--- Start ---
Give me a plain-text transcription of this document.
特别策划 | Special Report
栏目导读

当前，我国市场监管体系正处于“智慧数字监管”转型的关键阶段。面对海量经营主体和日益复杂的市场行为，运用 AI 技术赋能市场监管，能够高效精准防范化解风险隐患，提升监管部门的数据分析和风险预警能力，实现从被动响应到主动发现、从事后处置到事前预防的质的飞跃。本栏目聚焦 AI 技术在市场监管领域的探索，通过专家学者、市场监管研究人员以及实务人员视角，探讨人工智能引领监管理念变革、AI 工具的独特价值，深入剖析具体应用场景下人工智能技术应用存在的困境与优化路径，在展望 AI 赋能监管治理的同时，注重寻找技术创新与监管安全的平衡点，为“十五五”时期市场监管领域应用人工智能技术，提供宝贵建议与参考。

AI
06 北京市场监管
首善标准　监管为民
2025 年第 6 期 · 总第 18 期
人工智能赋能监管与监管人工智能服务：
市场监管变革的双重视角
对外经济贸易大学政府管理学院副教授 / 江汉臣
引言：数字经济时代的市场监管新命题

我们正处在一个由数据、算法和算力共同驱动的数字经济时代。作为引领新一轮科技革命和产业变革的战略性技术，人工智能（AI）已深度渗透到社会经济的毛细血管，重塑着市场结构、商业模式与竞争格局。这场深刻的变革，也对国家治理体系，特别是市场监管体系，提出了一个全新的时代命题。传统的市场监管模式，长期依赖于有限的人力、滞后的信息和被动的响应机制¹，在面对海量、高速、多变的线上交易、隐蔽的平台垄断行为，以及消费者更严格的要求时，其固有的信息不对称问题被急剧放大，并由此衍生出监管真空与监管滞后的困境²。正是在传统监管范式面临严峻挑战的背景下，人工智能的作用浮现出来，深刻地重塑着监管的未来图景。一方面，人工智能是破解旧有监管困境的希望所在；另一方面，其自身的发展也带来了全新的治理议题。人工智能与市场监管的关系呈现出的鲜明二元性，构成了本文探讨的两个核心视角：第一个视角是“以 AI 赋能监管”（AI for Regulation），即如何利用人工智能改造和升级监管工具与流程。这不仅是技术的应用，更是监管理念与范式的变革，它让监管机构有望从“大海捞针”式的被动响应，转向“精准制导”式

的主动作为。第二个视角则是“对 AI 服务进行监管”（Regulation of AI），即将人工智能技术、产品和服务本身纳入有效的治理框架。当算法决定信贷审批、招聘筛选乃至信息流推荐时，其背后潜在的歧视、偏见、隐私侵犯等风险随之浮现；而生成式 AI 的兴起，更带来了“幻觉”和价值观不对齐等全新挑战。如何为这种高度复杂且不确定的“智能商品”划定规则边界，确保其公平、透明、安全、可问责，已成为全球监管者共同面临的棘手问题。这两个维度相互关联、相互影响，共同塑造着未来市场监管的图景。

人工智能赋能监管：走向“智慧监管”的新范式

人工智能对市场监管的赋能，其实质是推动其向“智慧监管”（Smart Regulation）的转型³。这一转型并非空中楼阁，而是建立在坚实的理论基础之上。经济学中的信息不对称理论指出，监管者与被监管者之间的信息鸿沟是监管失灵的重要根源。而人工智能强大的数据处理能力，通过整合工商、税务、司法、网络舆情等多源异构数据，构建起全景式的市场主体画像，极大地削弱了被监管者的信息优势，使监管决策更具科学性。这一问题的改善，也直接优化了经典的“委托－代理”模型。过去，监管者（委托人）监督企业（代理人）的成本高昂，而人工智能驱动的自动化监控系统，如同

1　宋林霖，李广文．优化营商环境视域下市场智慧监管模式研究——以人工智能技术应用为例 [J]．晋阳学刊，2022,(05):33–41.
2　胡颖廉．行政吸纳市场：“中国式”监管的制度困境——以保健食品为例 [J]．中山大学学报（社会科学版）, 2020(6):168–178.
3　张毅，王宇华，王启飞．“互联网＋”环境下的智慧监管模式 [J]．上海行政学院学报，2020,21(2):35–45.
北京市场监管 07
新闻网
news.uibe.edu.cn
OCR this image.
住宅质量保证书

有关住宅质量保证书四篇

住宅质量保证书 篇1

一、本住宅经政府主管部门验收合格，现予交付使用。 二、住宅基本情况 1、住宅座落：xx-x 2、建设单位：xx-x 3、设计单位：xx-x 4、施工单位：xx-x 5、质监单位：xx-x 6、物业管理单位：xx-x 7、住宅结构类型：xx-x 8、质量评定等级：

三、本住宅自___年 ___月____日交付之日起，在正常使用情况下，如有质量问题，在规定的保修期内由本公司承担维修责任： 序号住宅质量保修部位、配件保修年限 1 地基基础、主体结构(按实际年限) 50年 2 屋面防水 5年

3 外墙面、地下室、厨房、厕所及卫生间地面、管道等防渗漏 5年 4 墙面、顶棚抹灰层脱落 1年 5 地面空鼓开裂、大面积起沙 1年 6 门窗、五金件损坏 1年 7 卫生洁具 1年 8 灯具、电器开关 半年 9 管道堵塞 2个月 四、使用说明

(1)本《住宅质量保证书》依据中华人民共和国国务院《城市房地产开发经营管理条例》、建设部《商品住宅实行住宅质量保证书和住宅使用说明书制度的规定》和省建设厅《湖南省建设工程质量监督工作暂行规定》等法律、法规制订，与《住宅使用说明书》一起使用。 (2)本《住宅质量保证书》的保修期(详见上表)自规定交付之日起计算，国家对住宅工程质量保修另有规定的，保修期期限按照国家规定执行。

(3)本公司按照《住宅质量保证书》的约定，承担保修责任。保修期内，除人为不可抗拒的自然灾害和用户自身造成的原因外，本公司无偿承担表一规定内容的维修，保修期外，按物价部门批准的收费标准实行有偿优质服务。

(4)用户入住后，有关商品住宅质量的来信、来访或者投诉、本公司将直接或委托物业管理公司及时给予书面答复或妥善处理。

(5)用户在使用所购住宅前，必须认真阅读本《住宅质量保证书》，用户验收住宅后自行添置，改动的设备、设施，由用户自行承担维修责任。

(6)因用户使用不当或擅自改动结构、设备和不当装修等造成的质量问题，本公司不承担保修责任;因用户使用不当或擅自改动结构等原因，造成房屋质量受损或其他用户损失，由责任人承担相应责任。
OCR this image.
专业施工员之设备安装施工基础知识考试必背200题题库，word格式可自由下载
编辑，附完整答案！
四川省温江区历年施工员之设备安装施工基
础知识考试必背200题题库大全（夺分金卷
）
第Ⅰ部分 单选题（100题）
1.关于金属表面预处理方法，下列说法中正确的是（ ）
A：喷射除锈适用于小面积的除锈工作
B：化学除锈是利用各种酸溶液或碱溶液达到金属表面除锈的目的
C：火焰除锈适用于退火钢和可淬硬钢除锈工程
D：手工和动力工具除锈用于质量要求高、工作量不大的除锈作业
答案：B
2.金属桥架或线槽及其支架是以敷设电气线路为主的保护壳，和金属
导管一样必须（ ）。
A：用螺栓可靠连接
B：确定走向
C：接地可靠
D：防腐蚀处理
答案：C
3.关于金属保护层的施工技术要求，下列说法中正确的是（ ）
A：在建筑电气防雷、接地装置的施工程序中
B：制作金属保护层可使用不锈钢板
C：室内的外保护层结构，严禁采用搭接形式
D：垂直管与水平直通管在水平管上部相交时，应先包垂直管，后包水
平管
--- End ---
From the records above, extract every entry exactly as given.

§ **Response**:
Give me a plain-text transcription of this document.
特别策划 | Special Report
栏目导读

当前，我国市场监管体系正处于“智慧数字监管”转型的关键阶段。面对海量经营主体和日益复杂的市场行为，运用 AI 技术赋能市场监管，能够高效精准防范化解风险隐患，提升监管部门的数据分析和风险预警能力，实现从被动响应到主动发现、从事后处置到事前预防的质的飞跃。本栏目聚焦 AI 技术在市场监管领域的探索，通过专家学者、市场监管研究人员以及实务人员视角，探讨人工智能引领监管理念变革、AI 工具的独特价值，深入剖析具体应用场景下人工智能技术应用存在的困境与优化路径，在展望 AI 赋能监管治理的同时，注重寻找技术创新与监管安全的平衡点，为“十五五”时期市场监管领域应用人工智能技术，提供宝贵建议与参考。

AI
06 北京市场监管
首善标准　监管为民
2025 年第 6 期 · 总第 18 期
人工智能赋能监管与监管人工智能服务：
市场监管变革的双重视角
对外经济贸易大学政府管理学院副教授 / 江汉臣
引言：数字经济时代的市场监管新命题

我们正处在一个由数据、算法和算力共同驱动的数字经济时代。作为引领新一轮科技革命和产业变革的战略性技术，人工智能（AI）已深度渗透到社会经济的毛细血管，重塑着市场结构、商业模式与竞争格局。这场深刻的变革，也对国家治理体系，特别是市场监管体系，提出了一个全新的时代命题。传统的市场监管模式，长期依赖于有限的人力、滞后的信息和被动的响应机制¹，在面对海量、高速、多变的线上交易、隐蔽的平台垄断行为，以及消费者更严格的要求时，其固有的信息不对称问题被急剧放大，并由此衍生出监管真空与监管滞后的困境²。正是在传统监管范式面临严峻挑战的背景下，人工智能的作用浮现出来，深刻地重塑着监管的未来图景。一方面，人工智能是破解旧有监管困境的希望所在；另一方面，其自身的发展也带来了全新的治理议题。人工智能与市场监管的关系呈现出的鲜明二元性，构成了本文探讨的两个核心视角：第一个视角是“以 AI 赋能监管”（AI for Regulation），即如何利用人工智能改造和升级监管工具与流程。这不仅是技术的应用，更是监管理念与范式的变革，它让监管机构有望从“大海捞针”式的被动响应，转向“精准制导”式

的主动作为。第二个视角则是“对 AI 服务进行监管”（Regulation of AI），即将人工智能技术、产品和服务本身纳入有效的治理框架。当算法决定信贷审批、招聘筛选乃至信息流推荐时，其背后潜在的歧视、偏见、隐私侵犯等风险随之浮现；而生成式 AI 的兴起，更带来了“幻觉”和价值观不对齐等全新挑战。如何为这种高度复杂且不确定的“智能商品”划定规则边界，确保其公平、透明、安全、可问责，已成为全球监管者共同面临的棘手问题。这两个维度相互关联、相互影响，共同塑造着未来市场监管的图景。

人工智能赋能监管：走向“智慧监管”的新范式

人工智能对市场监管的赋能，其实质是推动其向“智慧监管”（Smart Regulation）的转型³。这一转型并非空中楼阁，而是建立在坚实的理论基础之上。经济学中的信息不对称理论指出，监管者与被监管者之间的信息鸿沟是监管失灵的重要根源。而人工智能强大的数据处理能力，通过整合工商、税务、司法、网络舆情等多源异构数据，构建起全景式的市场主体画像，极大地削弱了被监管者的信息优势，使监管决策更具科学性。这一问题的改善，也直接优化了经典的“委托－代理”模型。过去，监管者（委托人）监督企业（代理人）的成本高昂，而人工智能驱动的自动化监控系统，如同

1　宋林霖，李广文．优化营商环境视域下市场智慧监管模式研究——以人工智能技术应用为例 [J]．晋阳学刊，2022,(05):33–41.
2　胡颖廉．行政吸纳市场：“中国式”监管的制度困境——以保健食品为例 [J]．中山大学学报（社会科学版）, 2020(6):168–178.
3　张毅，王宇华，王启飞．“互联网＋”环境下的智慧监管模式 [J]．上海行政学院学报，2020,21(2):35–45.
北京市场监管 07
新闻网
news.uibe.edu.cn
OCR this image.
住宅质量保证书

有关住宅质量保证书四篇

住宅质量保证书 篇1

一、本住宅经政府主管部门验收合格，现予交付使用。 二、住宅基本情况 1、住宅座落：xx-x 2、建设单位：xx-x 3、设计单位：xx-x 4、施工单位：xx-x 5、质监单位：xx-x 6、物业管理单位：xx-x 7、住宅结构类型：xx-x 8、质量评定等级：

三、本住宅自___年 ___月____日交付之日起，在正常使用情况下，如有质量问题，在规定的保修期内由本公司承担维修责任： 序号住宅质量保修部位、配件保修年限 1 地基基础、主体结构(按实际年限) 50年 2 屋面防水 5年

3 外墙面、地下室、厨房、厕所及卫生间地面、管道等防渗漏 5年 4 墙面、顶棚抹灰层脱落 1年 5 地面空鼓开裂、大面积起沙 1年 6 门窗、五金件损坏 1年 7 卫生洁具 1年 8 灯具、电器开关 半年 9 管道堵塞 2个月 四、使用说明

(1)本《住宅质量保证书》依据中华人民共和国国务院《城市房地产开发经营管理条例》、建设部《商品住宅实行住宅质量保证书和住宅使用说明书制度的规定》和省建设厅《湖南省建设工程质量监督工作暂行规定》等法律、法规制订，与《住宅使用说明书》一起使用。 (2)本《住宅质量保证书》的保修期(详见上表)自规定交付之日起计算，国家对住宅工程质量保修另有规定的，保修期期限按照国家规定执行。

(3)本公司按照《住宅质量保证书》的约定，承担保修责任。保修期内，除人为不可抗拒的自然灾害和用户自身造成的原因外，本公司无偿承担表一规定内容的维修，保修期外，按物价部门批准的收费标准实行有偿优质服务。

(4)用户入住后，有关商品住宅质量的来信、来访或者投诉、本公司将直接或委托物业管理公司及时给予书面答复或妥善处理。

(5)用户在使用所购住宅前，必须认真阅读本《住宅质量保证书》，用户验收住宅后自行添置，改动的设备、设施，由用户自行承担维修责任。

(6)因用户使用不当或擅自改动结构、设备和不当装修等造成的质量问题，本公司不承担保修责任;因用户使用不当或擅自改动结构等原因，造成房屋质量受损或其他用户损失，由责任人承担相应责任。
OCR this image.
专业施工员之设备安装施工基础知识考试必背200题题库，word格式可自由下载
编辑，附完整答案！
四川省温江区历年施工员之设备安装施工基
础知识考试必背200题题库大全（夺分金卷
）
第Ⅰ部分 单选题（100题）
1.关于金属表面预处理方法，下列说法中正确的是（ ）
A：喷射除锈适用于小面积的除锈工作
B：化学除锈是利用各种酸溶液或碱溶液达到金属表面除锈的目的
C：火焰除锈适用于退火钢和可淬硬钢除锈工程
D：手工和动力工具除锈用于质量要求高、工作量不大的除锈作业
答案：B
2.金属桥架或线槽及其支架是以敷设电气线路为主的保护壳，和金属
导管一样必须（ ）。
A：用螺栓可靠连接
B：确定走向
C：接地可靠
D：防腐蚀处理
答案：C
3.关于金属保护层的施工技术要求，下列说法中正确的是（ ）
A：在建筑电气防雷、接地装置的施工程序中
B：制作金属保护层可使用不锈钢板
C：室内的外保护层结构，严禁采用搭接形式
D：垂直管与水平直通管在水平管上部相交时，应先包垂直管，后包水
平管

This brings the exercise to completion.